What to produce | Skip the images and copy each record exactly as written.

Source records |

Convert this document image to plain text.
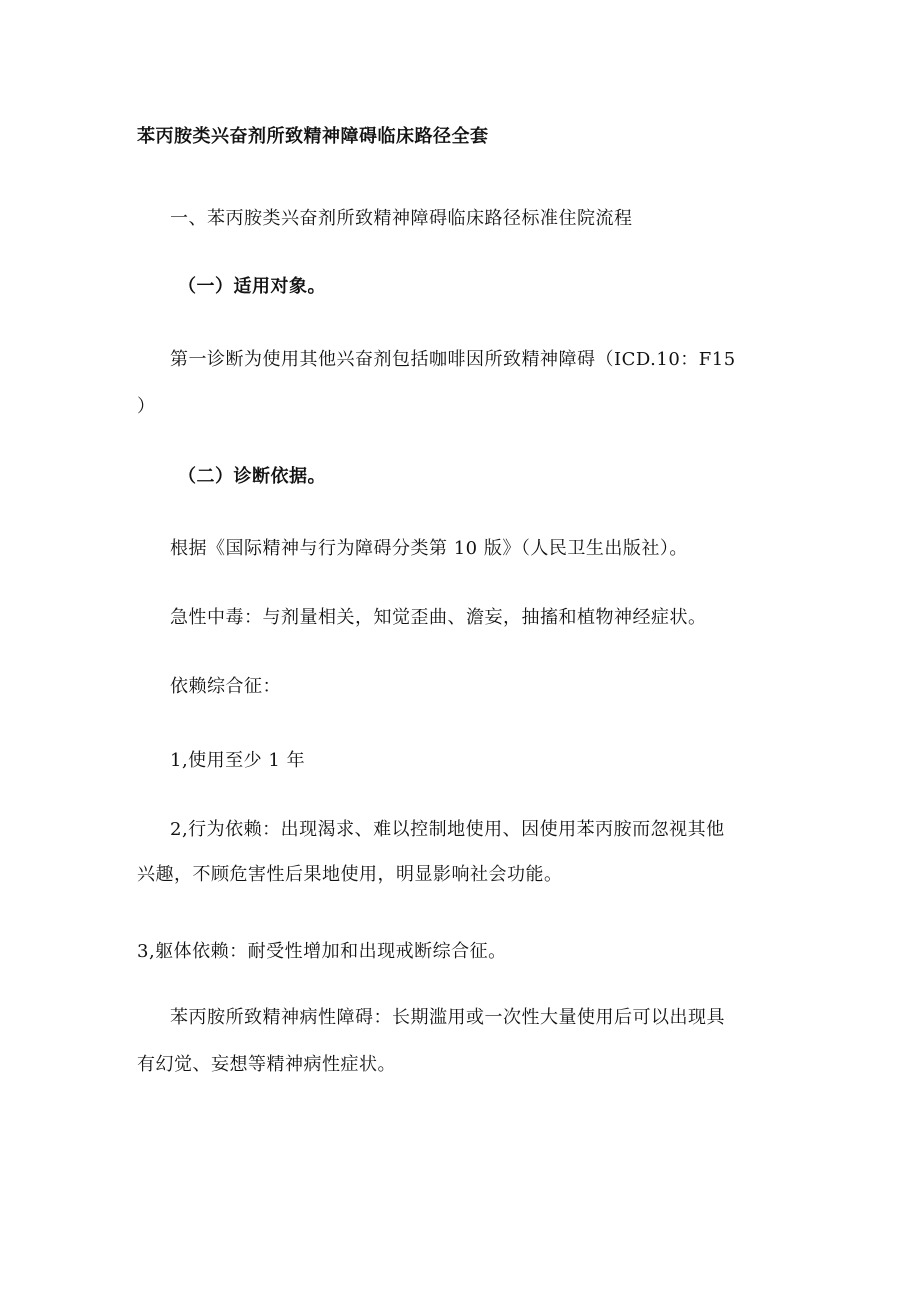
苯丙胺类兴奋剂所致精神障碍临床路径全套
一、苯丙胺类兴奋剂所致精神障碍临床路径标准住院流程
（一）适用对象。
第一诊断为使用其他兴奋剂包括咖啡因所致精神障碍（ICD.10：F15
）
（二）诊断依据。
根据《国际精神与行为障碍分类第 10 版》（人民卫生出版社）。
急性中毒：与剂量相关，知觉歪曲、澹妄，抽搐和植物神经症状。
依赖综合征：
1,使用至少 1 年
2,行为依赖：出现渴求、难以控制地使用、因使用苯丙胺而忽视其他
兴趣，不顾危害性后果地使用，明显影响社会功能。
3,躯体依赖：耐受性增加和出现戒断综合征。
苯丙胺所致精神病性障碍：长期滥用或一次性大量使用后可以出现具
有幻觉、妄想等精神病性症状。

Output of the exercise |
Convert this document image to plain text.
苯丙胺类兴奋剂所致精神障碍临床路径全套
一、苯丙胺类兴奋剂所致精神障碍临床路径标准住院流程
（一）适用对象。
第一诊断为使用其他兴奋剂包括咖啡因所致精神障碍（ICD.10：F15
）
（二）诊断依据。
根据《国际精神与行为障碍分类第 10 版》（人民卫生出版社）。
急性中毒：与剂量相关，知觉歪曲、澹妄，抽搐和植物神经症状。
依赖综合征：
1,使用至少 1 年
2,行为依赖：出现渴求、难以控制地使用、因使用苯丙胺而忽视其他
兴趣，不顾危害性后果地使用，明显影响社会功能。
3,躯体依赖：耐受性增加和出现戒断综合征。
苯丙胺所致精神病性障碍：长期滥用或一次性大量使用后可以出现具
有幻觉、妄想等精神病性症状。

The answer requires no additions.